* _Problem details_
Only the pictures are to be left out; set down the rest of the records exactly.
# Data records start
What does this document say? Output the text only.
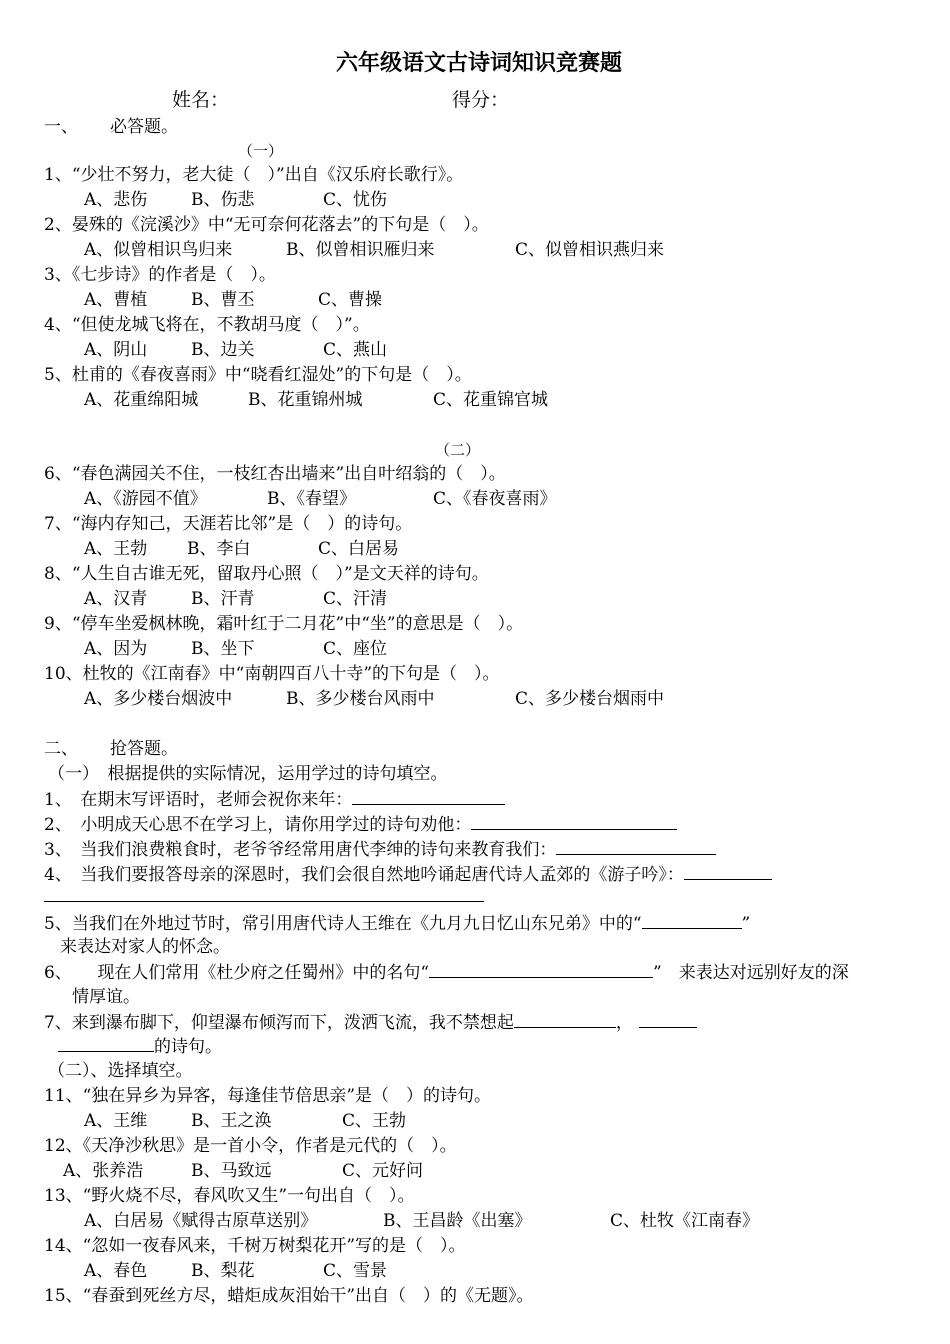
六年级语文古诗词知识竞赛题
姓名：	得分：
一、 必答题。
（一）
1、“少壮不努力，老大徒（　）”出自《汉乐府长歌行》。
A、悲伤	B、伤悲	C、忧伤
2、晏殊的《浣溪沙》中“无可奈何花落去”的下句是（　）。
A、似曾相识鸟归来	B、似曾相识雁归来	C、似曾相识燕归来
3、《七步诗》的作者是（　）。
A、曹植	B、曹丕	C、曹操
4、“但使龙城飞将在，不教胡马度（　）”。
A、阴山	B、边关	C、燕山
5、杜甫的《春夜喜雨》中“晓看红湿处”的下句是（　）。
A、花重绵阳城	B、花重锦州城	C、花重锦官城
（二）
6、“春色满园关不住，一枝红杏出墙来”出自叶绍翁的（　）。
A、《游园不值》	B、《春望》	C、《春夜喜雨》
7、“海内存知己，天涯若比邻”是（　）的诗句。
A、王勃 B、李白	C、白居易
8、“人生自古谁无死，留取丹心照（　）”是文天祥的诗句。
A、汉青	B、汗青	C、汗清
9、“停车坐爱枫林晚，霜叶红于二月花”中“坐”的意思是（　）。
A、因为	B、坐下	C、座位
10、杜牧的《江南春》中“南朝四百八十寺”的下句是（　）。
A、多少楼台烟波中	B、多少楼台风雨中	C、多少楼台烟雨中
二、 抢答题。
（一）　根据提供的实际情况，运用学过的诗句填空。
1、　在期末写评语时，老师会祝你来年：
2、　小明成天心思不在学习上，请你用学过的诗句劝他：
3、　当我们浪费粮食时，老爷爷经常用唐代李绅的诗句来教育我们：
4、　当我们要报答母亲的深恩时，我们会很自然地吟诵起唐代诗人孟郊的《游子吟》：
5、当我们在外地过节时，常引用唐代诗人王维在《九月九日忆山东兄弟》中的“	”
来表达对家人的怀念。
6、　　现在人们常用《杜少府之任蜀州》中的名句“	”　来表达对远别好友的深
情厚谊。
7、来到瀑布脚下，仰望瀑布倾泻而下，泼洒飞流，我不禁想起	，
的诗句。
（二）、选择填空。
11、“独在异乡为异客，每逢佳节倍思亲”是（　）的诗句。
A、王维	B、王之涣	C、王勃
12、《天净沙秋思》是一首小令，作者是元代的（　）。
A、张养浩	B、马致远	C、元好问
13、“野火烧不尽，春风吹又生”一句出自（　）。
A、白居易《赋得古原草送别》	B、王昌龄《出塞》	C、杜牧《江南春》
14、“忽如一夜春风来，千树万树梨花开”写的是（　）。
A、春色	B、梨花	C、雪景
15、“春蚕到死丝方尽，蜡炬成灰泪始干”出自（　）的《无题》。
# Data records end
* _Result of the exercise_
What does this document say? Output the text only.
六年级语文古诗词知识竞赛题
姓名：	得分：
一、 必答题。
（一）
1、“少壮不努力，老大徒（　）”出自《汉乐府长歌行》。
A、悲伤	B、伤悲	C、忧伤
2、晏殊的《浣溪沙》中“无可奈何花落去”的下句是（　）。
A、似曾相识鸟归来	B、似曾相识雁归来	C、似曾相识燕归来
3、《七步诗》的作者是（　）。
A、曹植	B、曹丕	C、曹操
4、“但使龙城飞将在，不教胡马度（　）”。
A、阴山	B、边关	C、燕山
5、杜甫的《春夜喜雨》中“晓看红湿处”的下句是（　）。
A、花重绵阳城	B、花重锦州城	C、花重锦官城
（二）
6、“春色满园关不住，一枝红杏出墙来”出自叶绍翁的（　）。
A、《游园不值》	B、《春望》	C、《春夜喜雨》
7、“海内存知己，天涯若比邻”是（　）的诗句。
A、王勃 B、李白	C、白居易
8、“人生自古谁无死，留取丹心照（　）”是文天祥的诗句。
A、汉青	B、汗青	C、汗清
9、“停车坐爱枫林晚，霜叶红于二月花”中“坐”的意思是（　）。
A、因为	B、坐下	C、座位
10、杜牧的《江南春》中“南朝四百八十寺”的下句是（　）。
A、多少楼台烟波中	B、多少楼台风雨中	C、多少楼台烟雨中
二、 抢答题。
（一）　根据提供的实际情况，运用学过的诗句填空。
1、　在期末写评语时，老师会祝你来年：
2、　小明成天心思不在学习上，请你用学过的诗句劝他：
3、　当我们浪费粮食时，老爷爷经常用唐代李绅的诗句来教育我们：
4、　当我们要报答母亲的深恩时，我们会很自然地吟诵起唐代诗人孟郊的《游子吟》：
5、当我们在外地过节时，常引用唐代诗人王维在《九月九日忆山东兄弟》中的“	”
来表达对家人的怀念。
6、　　现在人们常用《杜少府之任蜀州》中的名句“	”　来表达对远别好友的深
情厚谊。
7、来到瀑布脚下，仰望瀑布倾泻而下，泼洒飞流，我不禁想起	，
的诗句。
（二）、选择填空。
11、“独在异乡为异客，每逢佳节倍思亲”是（　）的诗句。
A、王维	B、王之涣	C、王勃
12、《天净沙秋思》是一首小令，作者是元代的（　）。
A、张养浩	B、马致远	C、元好问
13、“野火烧不尽，春风吹又生”一句出自（　）。
A、白居易《赋得古原草送别》	B、王昌龄《出塞》	C、杜牧《江南春》
14、“忽如一夜春风来，千树万树梨花开”写的是（　）。
A、春色	B、梨花	C、雪景
15、“春蚕到死丝方尽，蜡炬成灰泪始干”出自（　）的《无题》。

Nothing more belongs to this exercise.